▶ _Document_
Salisbury has an Andrew Jackson Society — an arm of Historic Salisbury Foundation — and an Andrew Jackson Masonic Lodge.
Historic Salisbury Foundation held its annual meeting Wednesday night at the Salisbury Station, and part of the event — beyond the normal business meeting — celebrated the 250th anniversary of the year (1767) of Jackson’s birth.
To mark that anniversary, HSF brought in Judge Andrew Jackson VI of Knoxville, Tennessee, as the guest speaker.
Jackson VI, who has often given talks about Andrew Jackson at the Hermitage, the seventh president’s home in Tennessee, said it was exciting to be in the presence of the Salisbury desk and walk the streets of the town where the man who would be president essentially started his adulthood.
Jackson VI regaled the good-sized crowd with accounts of the original Jackson’s tough, impoverished upbringing in the Waxhaw region of North and South Carolina and the skinny, quarrelsome, hell-raising, tenacious man he would become, always dogged by controversies, fights and even duels that left him wounded.
But in the end, the great-great-great-grandson said, “Andrew Jackson was a man of the people.
“He was the personification of the self-made man.”
Andrew Jackson truly showed Americans for the first time they could start out with nothing and rise to the highest office in the land, the judge said.
Jackson served as president from 1829 to 1837, but as a child courier for rebel forces he was captured, becoming a British prisoner of war in Camden, South Carolina. When he refused to polish a British officer’s boots, Jackson was left with permanent scars on his left hand and on his face from the officer’s sword.
During the Revolutionary War, Jackson lost both of his brothers — one in a battle, the other to sickness — and he was an orphan by age 14. He came to Salisbury still a teen, and as Jackson VI puts it, “He was a wild critter around here.”

▶ _Stored data entries_
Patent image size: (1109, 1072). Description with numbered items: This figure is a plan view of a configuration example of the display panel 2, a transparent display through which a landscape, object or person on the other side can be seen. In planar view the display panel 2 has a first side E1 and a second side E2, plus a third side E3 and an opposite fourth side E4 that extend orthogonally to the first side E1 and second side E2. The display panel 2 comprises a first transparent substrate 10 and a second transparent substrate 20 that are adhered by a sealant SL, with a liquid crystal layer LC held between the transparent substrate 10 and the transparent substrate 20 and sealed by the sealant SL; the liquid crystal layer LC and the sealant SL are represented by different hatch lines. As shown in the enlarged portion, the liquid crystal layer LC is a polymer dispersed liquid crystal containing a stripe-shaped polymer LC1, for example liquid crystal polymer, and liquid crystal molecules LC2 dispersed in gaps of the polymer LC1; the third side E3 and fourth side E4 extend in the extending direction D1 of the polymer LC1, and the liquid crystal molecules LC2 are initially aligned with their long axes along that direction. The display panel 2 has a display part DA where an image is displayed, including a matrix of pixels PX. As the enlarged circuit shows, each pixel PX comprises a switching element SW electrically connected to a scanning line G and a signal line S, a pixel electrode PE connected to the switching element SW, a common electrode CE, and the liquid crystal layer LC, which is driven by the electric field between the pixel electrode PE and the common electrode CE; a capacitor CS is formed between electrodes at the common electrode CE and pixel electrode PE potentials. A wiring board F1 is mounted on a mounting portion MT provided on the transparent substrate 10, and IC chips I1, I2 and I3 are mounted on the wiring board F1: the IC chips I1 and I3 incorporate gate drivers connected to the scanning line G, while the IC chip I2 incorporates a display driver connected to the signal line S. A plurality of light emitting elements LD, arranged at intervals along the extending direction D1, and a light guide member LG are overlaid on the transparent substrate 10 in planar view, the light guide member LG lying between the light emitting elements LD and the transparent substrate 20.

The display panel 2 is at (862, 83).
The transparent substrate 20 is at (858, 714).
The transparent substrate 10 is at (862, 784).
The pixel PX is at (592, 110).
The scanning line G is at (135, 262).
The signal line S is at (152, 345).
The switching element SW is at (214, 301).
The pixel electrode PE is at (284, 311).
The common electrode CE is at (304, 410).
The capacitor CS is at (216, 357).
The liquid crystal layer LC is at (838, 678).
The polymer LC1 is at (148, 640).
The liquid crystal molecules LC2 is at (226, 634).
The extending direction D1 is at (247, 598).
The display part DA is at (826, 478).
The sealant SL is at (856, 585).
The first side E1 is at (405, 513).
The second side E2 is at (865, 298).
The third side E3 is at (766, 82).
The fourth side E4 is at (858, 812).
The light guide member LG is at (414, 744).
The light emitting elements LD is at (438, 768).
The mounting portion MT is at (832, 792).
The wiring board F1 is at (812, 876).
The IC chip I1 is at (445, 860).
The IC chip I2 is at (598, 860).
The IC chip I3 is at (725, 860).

▶ _Do this_
Return the passage of the Andrew Jackson article from "But in the end, the" to "the officer’s sword.", copied word for word.

▶ _Task result_
But in the end, the great-great-great-grandson said, “Andrew Jackson was a man of the people.
“He was the personification of the self-made man.”
Andrew Jackson truly showed Americans for the first time they could start out with nothing and rise to the highest office in the land, the judge said.
Jackson served as president from 1829 to 1837, but as a child courier for rebel forces he was captured, becoming a British prisoner of war in Camden, South Carolina. When he refused to polish a British officer’s boots, Jackson was left with permanent scars on his left hand and on his face from the officer’s sword.